§ **Цель задания**: Замените в этих строках «Session Feedback» на «Lesson Feedback» и приведите их заново, больше ничего не меняя.

§ **Исходные строки**:
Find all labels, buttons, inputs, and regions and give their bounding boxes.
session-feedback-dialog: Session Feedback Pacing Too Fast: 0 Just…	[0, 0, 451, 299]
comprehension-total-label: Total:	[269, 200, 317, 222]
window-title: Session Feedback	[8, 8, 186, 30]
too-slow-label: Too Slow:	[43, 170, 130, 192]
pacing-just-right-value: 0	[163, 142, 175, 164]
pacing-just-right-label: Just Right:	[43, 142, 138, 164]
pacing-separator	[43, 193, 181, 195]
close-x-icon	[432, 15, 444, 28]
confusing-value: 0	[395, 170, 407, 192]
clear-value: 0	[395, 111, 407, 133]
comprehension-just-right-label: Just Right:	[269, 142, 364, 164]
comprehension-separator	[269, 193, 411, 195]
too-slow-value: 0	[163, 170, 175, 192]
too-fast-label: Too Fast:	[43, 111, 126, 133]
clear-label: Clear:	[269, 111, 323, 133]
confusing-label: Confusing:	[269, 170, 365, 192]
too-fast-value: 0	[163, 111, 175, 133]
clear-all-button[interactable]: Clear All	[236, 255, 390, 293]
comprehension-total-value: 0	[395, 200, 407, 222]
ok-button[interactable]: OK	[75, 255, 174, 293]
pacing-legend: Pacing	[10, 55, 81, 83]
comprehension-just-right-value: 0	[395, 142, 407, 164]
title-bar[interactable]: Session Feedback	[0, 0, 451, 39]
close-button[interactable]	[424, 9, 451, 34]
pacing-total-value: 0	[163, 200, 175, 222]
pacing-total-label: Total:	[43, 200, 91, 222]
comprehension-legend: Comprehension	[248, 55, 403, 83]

§ **Результат задания**:
Find all labels, buttons, inputs, and regions and give their bounding boxes.
session-feedback-dialog: Lesson Feedback Pacing Too Fast: 0 Just…	[0, 0, 451, 299]
comprehension-total-label: Total:	[269, 200, 317, 222]
window-title: Lesson Feedback	[8, 8, 186, 30]
too-slow-label: Too Slow:	[43, 170, 130, 192]
pacing-just-right-value: 0	[163, 142, 175, 164]
pacing-just-right-label: Just Right:	[43, 142, 138, 164]
pacing-separator	[43, 193, 181, 195]
close-x-icon	[432, 15, 444, 28]
confusing-value: 0	[395, 170, 407, 192]
clear-value: 0	[395, 111, 407, 133]
comprehension-just-right-label: Just Right:	[269, 142, 364, 164]
comprehension-separator	[269, 193, 411, 195]
too-slow-value: 0	[163, 170, 175, 192]
too-fast-label: Too Fast:	[43, 111, 126, 133]
clear-label: Clear:	[269, 111, 323, 133]
confusing-label: Confusing:	[269, 170, 365, 192]
too-fast-value: 0	[163, 111, 175, 133]
clear-all-button[interactable]: Clear All	[236, 255, 390, 293]
comprehension-total-value: 0	[395, 200, 407, 222]
ok-button[interactable]: OK	[75, 255, 174, 293]
pacing-legend: Pacing	[10, 55, 81, 83]
comprehension-just-right-value: 0	[395, 142, 407, 164]
title-bar[interactable]: Lesson Feedback	[0, 0, 451, 39]
close-button[interactable]	[424, 9, 451, 34]
pacing-total-value: 0	[163, 200, 175, 222]
pacing-total-label: Total:	[43, 200, 91, 222]
comprehension-legend: Comprehension	[248, 55, 403, 83]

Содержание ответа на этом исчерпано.